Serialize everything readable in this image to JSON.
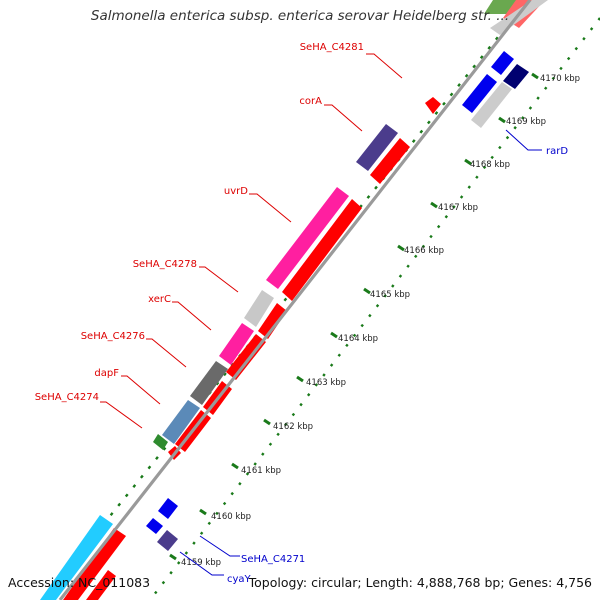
{
  "title": "Salmonella enterica subsp. enterica serovar Heidelberg str. ...",
  "footer": {
    "accession": "Accession: NC_011083",
    "summary": "Topology: circular; Length: 4,888,768 bp; Genes: 4,756"
  },
  "colors": {
    "backbone": "#9a9a9a",
    "tick_green": "#1a7a1a",
    "label_forward": "#dd0000",
    "label_reverse": "#0000cc",
    "cds": "#ff0000",
    "gene_magenta": "#ff1fa0",
    "gene_grey": "#c8c8c8",
    "gene_darkgrey": "#6a6a6a",
    "gene_steelblue": "#5b8ab8",
    "gene_green": "#2e8b2e",
    "gene_slate": "#4b3c8c",
    "gene_blue": "#0000ee",
    "gene_navy": "#000070",
    "gene_cyan": "#22ccff"
  },
  "scale_labels": [
    "4159 kbp",
    "4160 kbp",
    "4161 kbp",
    "4162 kbp",
    "4163 kbp",
    "4164 kbp",
    "4165 kbp",
    "4166 kbp",
    "4167 kbp",
    "4168 kbp",
    "4169 kbp",
    "4170 kbp"
  ],
  "forward_labels": [
    "SeHA_C4281",
    "corA",
    "uvrD",
    "SeHA_C4278",
    "xerC",
    "SeHA_C4276",
    "dapF",
    "SeHA_C4274"
  ],
  "reverse_labels": [
    "rarD",
    "SeHA_C4271",
    "cyaY"
  ]
}
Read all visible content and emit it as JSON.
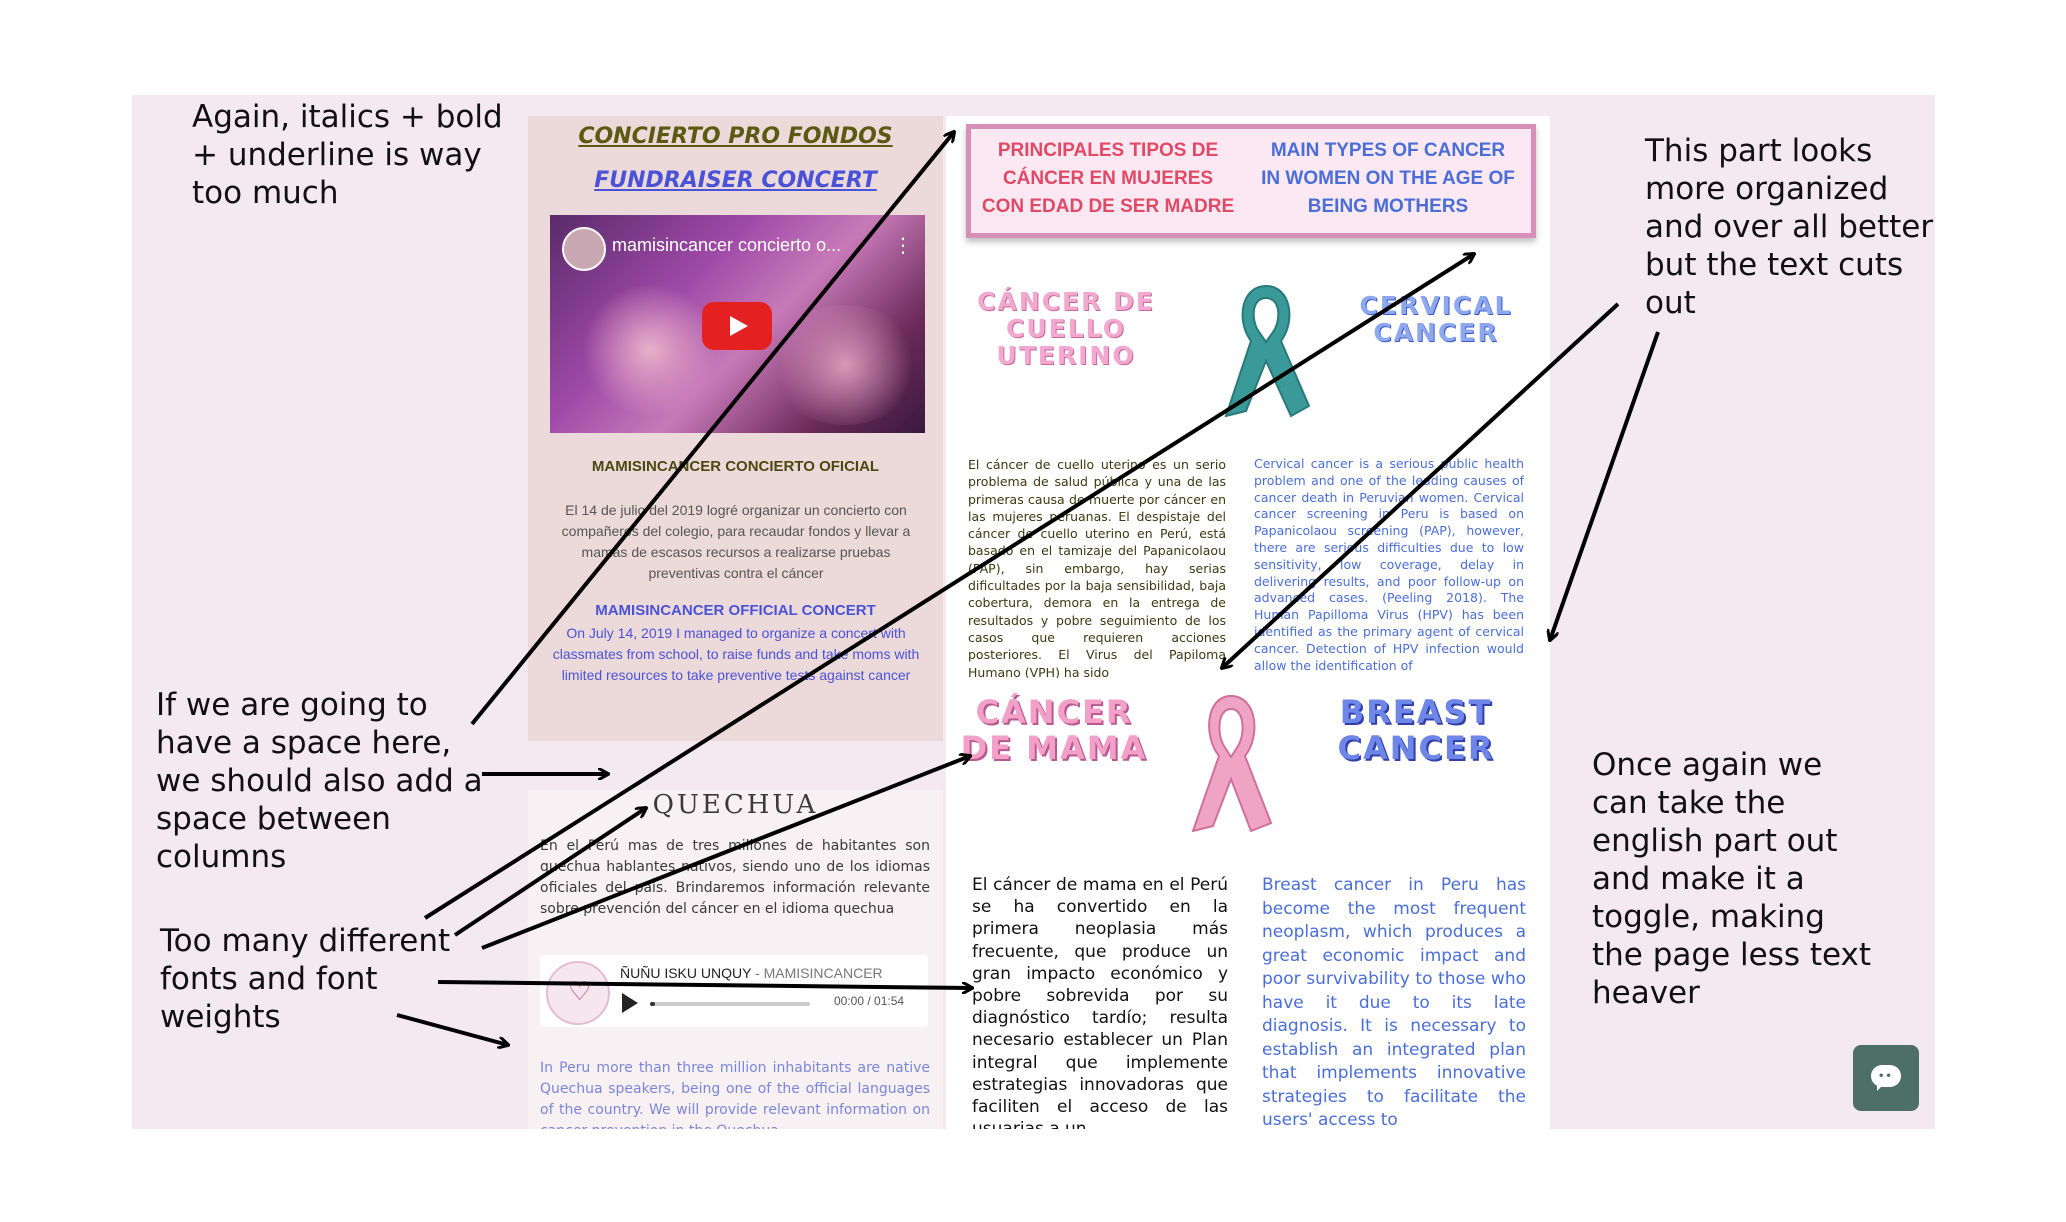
{
  "annotations": {
    "note_top_left": "Again, italics + bold\n+ underline is way\ntoo much",
    "note_top_right": "This part looks\nmore organized\nand over all better\nbut the text cuts\nout",
    "note_spacing": "If we are going to\nhave a space here,\nwe should also add a\nspace between\ncolumns",
    "note_fonts": "Too many different\nfonts and font\nweights",
    "note_toggle": "Once again we\ncan take the\nenglish part out\nand make it a\ntoggle, making\nthe page less text\nheaver"
  },
  "concert": {
    "title_es": "CONCIERTO PRO FONDOS",
    "title_en": "FUNDRAISER CONCERT",
    "video_title": "mamisincancer concierto o...",
    "heading_es": "MAMISINCANCER CONCIERTO OFICIAL",
    "body_es": "El 14 de julio del 2019 logré organizar un concierto con compañeros del colegio, para recaudar fondos y llevar a mamás de escasos recursos a realizarse pruebas preventivas contra el cáncer",
    "heading_en": "MAMISINCANCER OFFICIAL CONCERT",
    "body_en": "On July 14, 2019 I managed to organize a concert with classmates from school, to raise funds and take moms with limited resources to take preventive tests against cancer"
  },
  "types": {
    "header_es": "PRINCIPALES TIPOS DE CÁNCER EN MUJERES CON EDAD DE SER MADRE",
    "header_en": "MAIN TYPES OF CANCER IN WOMEN ON THE AGE OF BEING MOTHERS",
    "cervical_es": "CÁNCER DE CUELLO UTERINO",
    "cervical_en": "CERVICAL CANCER",
    "cervical_text_es": "El cáncer de cuello uterino es un serio problema de salud pública y una de las primeras causa de muerte por cáncer en las mujeres peruanas. El despistaje del cáncer de cuello uterino en Perú, está basado en el tamizaje del Papanicolaou (PAP), sin embargo, hay serias dificultades por la baja sensibilidad, baja cobertura, demora en la entrega de resultados y pobre seguimiento de los casos que requieren acciones posteriores. El Virus del Papiloma Humano (VPH) ha sido",
    "cervical_text_en": "Cervical cancer is a serious public health problem and one of the leading causes of cancer death in Peruvian women. Cervical cancer screening in Peru is based on Papanicolaou screening (PAP), however, there are serious difficulties due to low sensitivity, low coverage, delay in delivering results, and poor follow-up on advanced cases. (Peeling 2018). The Human Papilloma Virus (HPV) has been identified as the primary agent of cervical cancer. Detection of HPV infection would allow the identification of",
    "breast_es": "CÁNCER DE MAMA",
    "breast_en": "BREAST CANCER",
    "breast_text_es": "El cáncer de mama en el Perú se ha convertido en la primera neoplasia más frecuente, que produce un gran impacto económico y pobre sobrevida por su diagnóstico tardío; resulta necesario establecer un Plan integral que implemente estrategias innovadoras que faciliten el acceso de las usuarias a un",
    "breast_text_en": "Breast cancer in Peru has become the most frequent neoplasm, which produces a great economic impact and poor survivability to those who have it due to its late diagnosis. It is necessary to establish an integrated plan that implements innovative strategies to facilitate the users' access to"
  },
  "quechua": {
    "title": "QUECHUA",
    "body_es": "En el Perú mas de tres millones de habitantes son quechua hablantes nativos, siendo uno de los idiomas oficiales del país. Brindaremos información relevante sobre prevención del cáncer en el idioma quechua",
    "track_title": "ÑUÑU ISKU UNQUY",
    "track_artist": "- MAMISINCANCER",
    "time": "00:00 / 01:54",
    "progress": 0.03,
    "body_en": "In Peru more than three million inhabitants are native Quechua speakers, being one of the official languages of the country. We will provide relevant information on cancer prevention in the Quechua"
  },
  "colors": {
    "board": "#f3e9ef",
    "pink_accent": "#e04a66",
    "blue_accent": "#4a6ed8",
    "olive_title": "#5a5a12",
    "chat_button": "#4e6e68"
  },
  "icons": {
    "video_play": "youtube-play-icon",
    "audio_play": "play-icon",
    "chat": "chat-bubble-icon",
    "ribbon_teal": "teal-ribbon-icon",
    "ribbon_pink": "pink-ribbon-icon"
  }
}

──────────────────────────────

▶ [Action item]:
Give back the records above exactly. Pictures stay out.

▶ [Problem solution]:
Serialize everything readable in this image to JSON.
{
  "title": "Salmonella enterica subsp. enterica serovar Heidelberg str. ...",
  "footer": {
    "accession": "Accession: NC_011083",
    "summary": "Topology: circular; Length: 4,888,768 bp; Genes: 4,756"
  },
  "colors": {
    "backbone": "#9a9a9a",
    "tick_green": "#1a7a1a",
    "label_forward": "#dd0000",
    "label_reverse": "#0000cc",
    "cds": "#ff0000",
    "gene_magenta": "#ff1fa0",
    "gene_grey": "#c8c8c8",
    "gene_darkgrey": "#6a6a6a",
    "gene_steelblue": "#5b8ab8",
    "gene_green": "#2e8b2e",
    "gene_slate": "#4b3c8c",
    "gene_blue": "#0000ee",
    "gene_navy": "#000070",
    "gene_cyan": "#22ccff"
  },
  "scale_labels": [
    "4159 kbp",
    "4160 kbp",
    "4161 kbp",
    "4162 kbp",
    "4163 kbp",
    "4164 kbp",
    "4165 kbp",
    "4166 kbp",
    "4167 kbp",
    "4168 kbp",
    "4169 kbp",
    "4170 kbp"
  ],
  "forward_labels": [
    "SeHA_C4281",
    "corA",
    "uvrD",
    "SeHA_C4278",
    "xerC",
    "SeHA_C4276",
    "dapF",
    "SeHA_C4274"
  ],
  "reverse_labels": [
    "rarD",
    "SeHA_C4271",
    "cyaY"
  ]
}
Read all visible content and emit it as JSON.
{
  "annotations": {
    "note_top_left": "Again, italics + bold\n+ underline is way\ntoo much",
    "note_top_right": "This part looks\nmore organized\nand over all better\nbut the text cuts\nout",
    "note_spacing": "If we are going to\nhave a space here,\nwe should also add a\nspace between\ncolumns",
    "note_fonts": "Too many different\nfonts and font\nweights",
    "note_toggle": "Once again we\ncan take the\nenglish part out\nand make it a\ntoggle, making\nthe page less text\nheaver"
  },
  "concert": {
    "title_es": "CONCIERTO PRO FONDOS",
    "title_en": "FUNDRAISER CONCERT",
    "video_title": "mamisincancer concierto o...",
    "heading_es": "MAMISINCANCER CONCIERTO OFICIAL",
    "body_es": "El 14 de julio del 2019 logré organizar un concierto con compañeros del colegio, para recaudar fondos y llevar a mamás de escasos recursos a realizarse pruebas preventivas contra el cáncer",
    "heading_en": "MAMISINCANCER OFFICIAL CONCERT",
    "body_en": "On July 14, 2019 I managed to organize a concert with classmates from school, to raise funds and take moms with limited resources to take preventive tests against cancer"
  },
  "types": {
    "header_es": "PRINCIPALES TIPOS DE CÁNCER EN MUJERES CON EDAD DE SER MADRE",
    "header_en": "MAIN TYPES OF CANCER IN WOMEN ON THE AGE OF BEING MOTHERS",
    "cervical_es": "CÁNCER DE CUELLO UTERINO",
    "cervical_en": "CERVICAL CANCER",
    "cervical_text_es": "El cáncer de cuello uterino es un serio problema de salud pública y una de las primeras causa de muerte por cáncer en las mujeres peruanas. El despistaje del cáncer de cuello uterino en Perú, está basado en el tamizaje del Papanicolaou (PAP), sin embargo, hay serias dificultades por la baja sensibilidad, baja cobertura, demora en la entrega de resultados y pobre seguimiento de los casos que requieren acciones posteriores. El Virus del Papiloma Humano (VPH) ha sido",
    "cervical_text_en": "Cervical cancer is a serious public health problem and one of the leading causes of cancer death in Peruvian women. Cervical cancer screening in Peru is based on Papanicolaou screening (PAP), however, there are serious difficulties due to low sensitivity, low coverage, delay in delivering results, and poor follow-up on advanced cases. (Peeling 2018). The Human Papilloma Virus (HPV) has been identified as the primary agent of cervical cancer. Detection of HPV infection would allow the identification of",
    "breast_es": "CÁNCER DE MAMA",
    "breast_en": "BREAST CANCER",
    "breast_text_es": "El cáncer de mama en el Perú se ha convertido en la primera neoplasia más frecuente, que produce un gran impacto económico y pobre sobrevida por su diagnóstico tardío; resulta necesario establecer un Plan integral que implemente estrategias innovadoras que faciliten el acceso de las usuarias a un",
    "breast_text_en": "Breast cancer in Peru has become the most frequent neoplasm, which produces a great economic impact and poor survivability to those who have it due to its late diagnosis. It is necessary to establish an integrated plan that implements innovative strategies to facilitate the users' access to"
  },
  "quechua": {
    "title": "QUECHUA",
    "body_es": "En el Perú mas de tres millones de habitantes son quechua hablantes nativos, siendo uno de los idiomas oficiales del país. Brindaremos información relevante sobre prevención del cáncer en el idioma quechua",
    "track_title": "ÑUÑU ISKU UNQUY",
    "track_artist": "- MAMISINCANCER",
    "time": "00:00 / 01:54",
    "progress": 0.03,
    "body_en": "In Peru more than three million inhabitants are native Quechua speakers, being one of the official languages of the country. We will provide relevant information on cancer prevention in the Quechua"
  },
  "colors": {
    "board": "#f3e9ef",
    "pink_accent": "#e04a66",
    "blue_accent": "#4a6ed8",
    "olive_title": "#5a5a12",
    "chat_button": "#4e6e68"
  },
  "icons": {
    "video_play": "youtube-play-icon",
    "audio_play": "play-icon",
    "chat": "chat-bubble-icon",
    "ribbon_teal": "teal-ribbon-icon",
    "ribbon_pink": "pink-ribbon-icon"
  }
}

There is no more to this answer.